• _EXERCISE DETAILS_:
Reproduce all entries precisely, down to the last character.

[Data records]

++++

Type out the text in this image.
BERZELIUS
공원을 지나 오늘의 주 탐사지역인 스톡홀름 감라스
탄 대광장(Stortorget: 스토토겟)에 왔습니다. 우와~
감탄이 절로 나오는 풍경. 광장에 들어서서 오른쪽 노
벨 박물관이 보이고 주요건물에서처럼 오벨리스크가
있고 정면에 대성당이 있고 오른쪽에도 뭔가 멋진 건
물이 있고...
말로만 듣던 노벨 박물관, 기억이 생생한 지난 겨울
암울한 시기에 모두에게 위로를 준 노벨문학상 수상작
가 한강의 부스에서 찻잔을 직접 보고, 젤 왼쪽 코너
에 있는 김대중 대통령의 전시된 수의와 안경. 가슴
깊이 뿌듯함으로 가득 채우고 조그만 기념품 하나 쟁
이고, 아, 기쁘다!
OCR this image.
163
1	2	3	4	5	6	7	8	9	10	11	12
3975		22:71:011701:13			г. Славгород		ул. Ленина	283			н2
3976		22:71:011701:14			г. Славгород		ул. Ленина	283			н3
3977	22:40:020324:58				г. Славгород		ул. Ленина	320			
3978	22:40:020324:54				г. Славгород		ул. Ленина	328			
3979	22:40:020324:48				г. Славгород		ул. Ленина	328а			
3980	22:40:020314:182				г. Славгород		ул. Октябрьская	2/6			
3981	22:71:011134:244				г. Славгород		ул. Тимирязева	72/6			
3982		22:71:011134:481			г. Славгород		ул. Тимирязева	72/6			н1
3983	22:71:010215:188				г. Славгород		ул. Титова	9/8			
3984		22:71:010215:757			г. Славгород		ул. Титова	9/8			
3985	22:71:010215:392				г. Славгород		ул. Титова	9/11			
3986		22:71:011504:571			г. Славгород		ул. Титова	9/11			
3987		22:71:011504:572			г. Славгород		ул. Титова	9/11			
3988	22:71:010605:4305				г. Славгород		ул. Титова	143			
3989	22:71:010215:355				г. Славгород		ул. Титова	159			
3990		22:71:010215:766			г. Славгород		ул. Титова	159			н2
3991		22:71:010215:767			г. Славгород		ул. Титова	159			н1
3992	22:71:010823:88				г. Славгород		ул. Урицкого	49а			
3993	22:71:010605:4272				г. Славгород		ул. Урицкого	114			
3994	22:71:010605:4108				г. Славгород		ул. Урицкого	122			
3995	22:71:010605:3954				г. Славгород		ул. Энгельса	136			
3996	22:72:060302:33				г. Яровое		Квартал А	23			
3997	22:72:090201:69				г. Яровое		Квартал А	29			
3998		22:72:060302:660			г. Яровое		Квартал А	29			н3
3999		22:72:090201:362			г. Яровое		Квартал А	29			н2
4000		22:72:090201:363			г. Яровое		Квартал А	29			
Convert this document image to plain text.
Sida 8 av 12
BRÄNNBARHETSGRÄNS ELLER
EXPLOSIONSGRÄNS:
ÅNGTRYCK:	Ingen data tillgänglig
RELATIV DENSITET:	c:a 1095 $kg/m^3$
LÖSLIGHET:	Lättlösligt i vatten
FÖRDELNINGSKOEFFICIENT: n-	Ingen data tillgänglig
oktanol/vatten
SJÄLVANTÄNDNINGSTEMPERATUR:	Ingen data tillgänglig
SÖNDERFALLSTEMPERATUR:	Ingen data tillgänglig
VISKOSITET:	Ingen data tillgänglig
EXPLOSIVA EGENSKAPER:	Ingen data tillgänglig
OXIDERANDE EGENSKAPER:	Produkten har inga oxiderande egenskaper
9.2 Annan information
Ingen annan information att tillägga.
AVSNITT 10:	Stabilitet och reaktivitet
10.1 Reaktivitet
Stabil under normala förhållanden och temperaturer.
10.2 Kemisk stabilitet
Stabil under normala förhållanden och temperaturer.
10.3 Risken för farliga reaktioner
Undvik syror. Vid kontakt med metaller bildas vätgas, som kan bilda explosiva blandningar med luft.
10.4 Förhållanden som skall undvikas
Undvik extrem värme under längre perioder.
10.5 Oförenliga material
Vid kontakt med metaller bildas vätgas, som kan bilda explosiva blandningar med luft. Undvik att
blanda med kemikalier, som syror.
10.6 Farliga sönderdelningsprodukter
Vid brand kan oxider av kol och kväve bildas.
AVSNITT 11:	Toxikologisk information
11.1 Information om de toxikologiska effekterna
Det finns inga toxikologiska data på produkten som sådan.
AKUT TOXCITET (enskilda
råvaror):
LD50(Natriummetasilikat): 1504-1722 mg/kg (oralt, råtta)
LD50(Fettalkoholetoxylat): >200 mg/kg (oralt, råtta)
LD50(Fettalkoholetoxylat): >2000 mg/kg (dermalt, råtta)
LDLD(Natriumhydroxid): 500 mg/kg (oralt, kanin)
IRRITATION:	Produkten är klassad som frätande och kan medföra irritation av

++++

• _RESULT OF THIS EXERCISE_:
Type out the text in this image.
BERZELIUS
공원을 지나 오늘의 주 탐사지역인 스톡홀름 감라스
탄 대광장(Stortorget: 스토토겟)에 왔습니다. 우와~
감탄이 절로 나오는 풍경. 광장에 들어서서 오른쪽 노
벨 박물관이 보이고 주요건물에서처럼 오벨리스크가
있고 정면에 대성당이 있고 오른쪽에도 뭔가 멋진 건
물이 있고...
말로만 듣던 노벨 박물관, 기억이 생생한 지난 겨울
암울한 시기에 모두에게 위로를 준 노벨문학상 수상작
가 한강의 부스에서 찻잔을 직접 보고, 젤 왼쪽 코너
에 있는 김대중 대통령의 전시된 수의와 안경. 가슴
깊이 뿌듯함으로 가득 채우고 조그만 기념품 하나 쟁
이고, 아, 기쁘다!
OCR this image.
163
1	2	3	4	5	6	7	8	9	10	11	12
3975		22:71:011701:13			г. Славгород		ул. Ленина	283			н2
3976		22:71:011701:14			г. Славгород		ул. Ленина	283			н3
3977	22:40:020324:58				г. Славгород		ул. Ленина	320			
3978	22:40:020324:54				г. Славгород		ул. Ленина	328			
3979	22:40:020324:48				г. Славгород		ул. Ленина	328а			
3980	22:40:020314:182				г. Славгород		ул. Октябрьская	2/6			
3981	22:71:011134:244				г. Славгород		ул. Тимирязева	72/6			
3982		22:71:011134:481			г. Славгород		ул. Тимирязева	72/6			н1
3983	22:71:010215:188				г. Славгород		ул. Титова	9/8			
3984		22:71:010215:757			г. Славгород		ул. Титова	9/8			
3985	22:71:010215:392				г. Славгород		ул. Титова	9/11			
3986		22:71:011504:571			г. Славгород		ул. Титова	9/11			
3987		22:71:011504:572			г. Славгород		ул. Титова	9/11			
3988	22:71:010605:4305				г. Славгород		ул. Титова	143			
3989	22:71:010215:355				г. Славгород		ул. Титова	159			
3990		22:71:010215:766			г. Славгород		ул. Титова	159			н2
3991		22:71:010215:767			г. Славгород		ул. Титова	159			н1
3992	22:71:010823:88				г. Славгород		ул. Урицкого	49а			
3993	22:71:010605:4272				г. Славгород		ул. Урицкого	114			
3994	22:71:010605:4108				г. Славгород		ул. Урицкого	122			
3995	22:71:010605:3954				г. Славгород		ул. Энгельса	136			
3996	22:72:060302:33				г. Яровое		Квартал А	23			
3997	22:72:090201:69				г. Яровое		Квартал А	29			
3998		22:72:060302:660			г. Яровое		Квартал А	29			н3
3999		22:72:090201:362			г. Яровое		Квартал А	29			н2
4000		22:72:090201:363			г. Яровое		Квартал А	29			
Convert this document image to plain text.
Sida 8 av 12
BRÄNNBARHETSGRÄNS ELLER
EXPLOSIONSGRÄNS:
ÅNGTRYCK:	Ingen data tillgänglig
RELATIV DENSITET:	c:a 1095 $kg/m^3$
LÖSLIGHET:	Lättlösligt i vatten
FÖRDELNINGSKOEFFICIENT: n-	Ingen data tillgänglig
oktanol/vatten
SJÄLVANTÄNDNINGSTEMPERATUR:	Ingen data tillgänglig
SÖNDERFALLSTEMPERATUR:	Ingen data tillgänglig
VISKOSITET:	Ingen data tillgänglig
EXPLOSIVA EGENSKAPER:	Ingen data tillgänglig
OXIDERANDE EGENSKAPER:	Produkten har inga oxiderande egenskaper
9.2 Annan information
Ingen annan information att tillägga.
AVSNITT 10:	Stabilitet och reaktivitet
10.1 Reaktivitet
Stabil under normala förhållanden och temperaturer.
10.2 Kemisk stabilitet
Stabil under normala förhållanden och temperaturer.
10.3 Risken för farliga reaktioner
Undvik syror. Vid kontakt med metaller bildas vätgas, som kan bilda explosiva blandningar med luft.
10.4 Förhållanden som skall undvikas
Undvik extrem värme under längre perioder.
10.5 Oförenliga material
Vid kontakt med metaller bildas vätgas, som kan bilda explosiva blandningar med luft. Undvik att
blanda med kemikalier, som syror.
10.6 Farliga sönderdelningsprodukter
Vid brand kan oxider av kol och kväve bildas.
AVSNITT 11:	Toxikologisk information
11.1 Information om de toxikologiska effekterna
Det finns inga toxikologiska data på produkten som sådan.
AKUT TOXCITET (enskilda
råvaror):
LD50(Natriummetasilikat): 1504-1722 mg/kg (oralt, råtta)
LD50(Fettalkoholetoxylat): >200 mg/kg (oralt, råtta)
LD50(Fettalkoholetoxylat): >2000 mg/kg (dermalt, råtta)
LDLD(Natriumhydroxid): 500 mg/kg (oralt, kanin)
IRRITATION:	Produkten är klassad som frätande och kan medföra irritation av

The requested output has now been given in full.